BEGIN DATASET ENTRIES
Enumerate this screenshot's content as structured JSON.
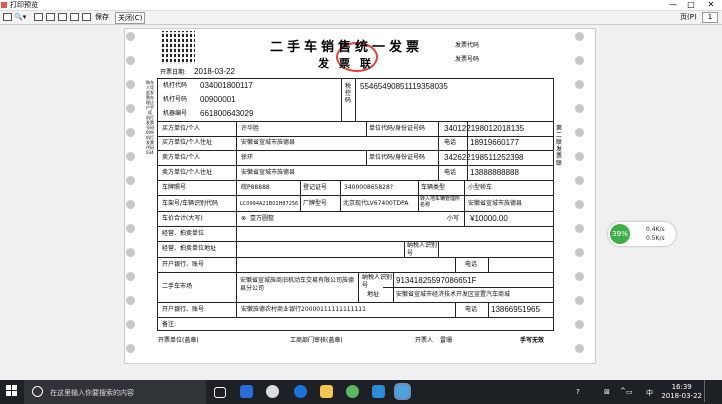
{
  "window": {
    "title": "打印预览",
    "min": "—",
    "max": "□",
    "close": "✕"
  },
  "toolbar": {
    "print_label": "保存",
    "close_label": "关闭(C)",
    "page_label": "页(P)",
    "page_value": "1"
  },
  "invoice": {
    "title": "二手车销售统一发票",
    "subtitle": "发票联",
    "invoice_code_label": "发票代码",
    "invoice_no_label": "发票号码",
    "issue_date_label": "开票日期:",
    "issue_date": "2018-03-22",
    "machine_code_label": "机打代码",
    "machine_code": "034001800117",
    "machine_no_label": "机打号码",
    "machine_no": "00900001",
    "device_no_label": "机器编号",
    "device_no": "661800643029",
    "tax_code_label": "税控码",
    "tax_code": "55465490851119358035",
    "buyer_label": "买方单位/个人",
    "buyer": "许华胜",
    "buyer_id_label": "单位代码/身份证号码",
    "buyer_id": "340122198012018135",
    "buyer_addr_label": "买方单位/个人住址",
    "buyer_addr": "安徽省宣城市旌德县",
    "buyer_phone_label": "电话",
    "buyer_phone": "18919660177",
    "seller_label": "卖方单位/个人",
    "seller": "徐环",
    "seller_id_label": "单位代码/身份证号码",
    "seller_id": "342622198511252398",
    "seller_addr_label": "卖方单位/个人住址",
    "seller_addr": "安徽省宣城市旌德县",
    "seller_phone_label": "电话",
    "seller_phone": "13888888888",
    "plate_label": "车牌照号",
    "plate": "皖P88888",
    "reg_no_label": "登记证号",
    "reg_no": "340000865828?",
    "vehicle_type_label": "车辆类型",
    "vehicle_type": "小型轿车",
    "vin_label": "车架号/车辆识别代码",
    "vin": "LC0994A21B01H87256",
    "model_label": "厂牌型号",
    "model": "北京现代LV67400TDPA",
    "transfer_office_label": "转入地车辆管理所名称",
    "transfer_office": "安徽省宣城市旌德县",
    "total_label": "车价合计(大写)",
    "total_upper": "壹万圆整",
    "total_small_label": "小写",
    "total_small": "¥10000.00",
    "auction_label": "经营、拍卖单位",
    "auction_addr_label": "经营、拍卖单位地址",
    "taxpayer_id_label1": "纳税人识别号",
    "bank_label1": "开户银行、账号",
    "phone_label1": "电话",
    "market_label": "二手车市场",
    "market_name": "安徽省宣城旌商旧机动车交易有限公司旌德县分公司",
    "market_taxid_label": "纳税人识别号",
    "market_taxid": "91341825597086651F",
    "market_addr_label": "地址",
    "market_addr": "安徽省宣城市经济技术开发区宣置汽车商城",
    "bank_label2": "开户银行、账号",
    "bank_value": "安徽旌德农村商业银行20000111111111111",
    "phone_label2": "电话",
    "phone_value": "13866951965",
    "remark_label": "备注:",
    "seller_sign": "开票单位(盖章)",
    "tax_office": "工商部门审核(盖章)",
    "issuer_label": "开票人",
    "issuer": "雷珊",
    "note": "手写无效",
    "side_right": "第二联发票联",
    "side_left": "购车人凭此发票办理过户手续 机打发票号码 00900001 机打发票代码 034001800117"
  },
  "network": {
    "percent": "39%",
    "up": "0.4K/s",
    "down": "0.5K/s"
  },
  "taskbar": {
    "search_placeholder": "在这里输入你要搜索的内容",
    "time": "16:39",
    "date": "2018-03-22",
    "lang": "中"
  }
}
END DATASET ENTRIES
GIVEN TASK
Apart from the pictures, the entries above are to be repeated in full and exactly.

ANSWER TO THIS TASK
Enumerate this screenshot's content as structured JSON.
{
  "window": {
    "title": "打印预览",
    "min": "—",
    "max": "□",
    "close": "✕"
  },
  "toolbar": {
    "print_label": "保存",
    "close_label": "关闭(C)",
    "page_label": "页(P)",
    "page_value": "1"
  },
  "invoice": {
    "title": "二手车销售统一发票",
    "subtitle": "发票联",
    "invoice_code_label": "发票代码",
    "invoice_no_label": "发票号码",
    "issue_date_label": "开票日期:",
    "issue_date": "2018-03-22",
    "machine_code_label": "机打代码",
    "machine_code": "034001800117",
    "machine_no_label": "机打号码",
    "machine_no": "00900001",
    "device_no_label": "机器编号",
    "device_no": "661800643029",
    "tax_code_label": "税控码",
    "tax_code": "55465490851119358035",
    "buyer_label": "买方单位/个人",
    "buyer": "许华胜",
    "buyer_id_label": "单位代码/身份证号码",
    "buyer_id": "340122198012018135",
    "buyer_addr_label": "买方单位/个人住址",
    "buyer_addr": "安徽省宣城市旌德县",
    "buyer_phone_label": "电话",
    "buyer_phone": "18919660177",
    "seller_label": "卖方单位/个人",
    "seller": "徐环",
    "seller_id_label": "单位代码/身份证号码",
    "seller_id": "342622198511252398",
    "seller_addr_label": "卖方单位/个人住址",
    "seller_addr": "安徽省宣城市旌德县",
    "seller_phone_label": "电话",
    "seller_phone": "13888888888",
    "plate_label": "车牌照号",
    "plate": "皖P88888",
    "reg_no_label": "登记证号",
    "reg_no": "340000865828?",
    "vehicle_type_label": "车辆类型",
    "vehicle_type": "小型轿车",
    "vin_label": "车架号/车辆识别代码",
    "vin": "LC0994A21B01H87256",
    "model_label": "厂牌型号",
    "model": "北京现代LV67400TDPA",
    "transfer_office_label": "转入地车辆管理所名称",
    "transfer_office": "安徽省宣城市旌德县",
    "total_label": "车价合计(大写)",
    "total_upper": "壹万圆整",
    "total_small_label": "小写",
    "total_small": "¥10000.00",
    "auction_label": "经营、拍卖单位",
    "auction_addr_label": "经营、拍卖单位地址",
    "taxpayer_id_label1": "纳税人识别号",
    "bank_label1": "开户银行、账号",
    "phone_label1": "电话",
    "market_label": "二手车市场",
    "market_name": "安徽省宣城旌商旧机动车交易有限公司旌德县分公司",
    "market_taxid_label": "纳税人识别号",
    "market_taxid": "91341825597086651F",
    "market_addr_label": "地址",
    "market_addr": "安徽省宣城市经济技术开发区宣置汽车商城",
    "bank_label2": "开户银行、账号",
    "bank_value": "安徽旌德农村商业银行20000111111111111",
    "phone_label2": "电话",
    "phone_value": "13866951965",
    "remark_label": "备注:",
    "seller_sign": "开票单位(盖章)",
    "tax_office": "工商部门审核(盖章)",
    "issuer_label": "开票人",
    "issuer": "雷珊",
    "note": "手写无效",
    "side_right": "第二联发票联",
    "side_left": "购车人凭此发票办理过户手续 机打发票号码 00900001 机打发票代码 034001800117"
  },
  "network": {
    "percent": "39%",
    "up": "0.4K/s",
    "down": "0.5K/s"
  },
  "taskbar": {
    "search_placeholder": "在这里输入你要搜索的内容",
    "time": "16:39",
    "date": "2018-03-22",
    "lang": "中"
  }
}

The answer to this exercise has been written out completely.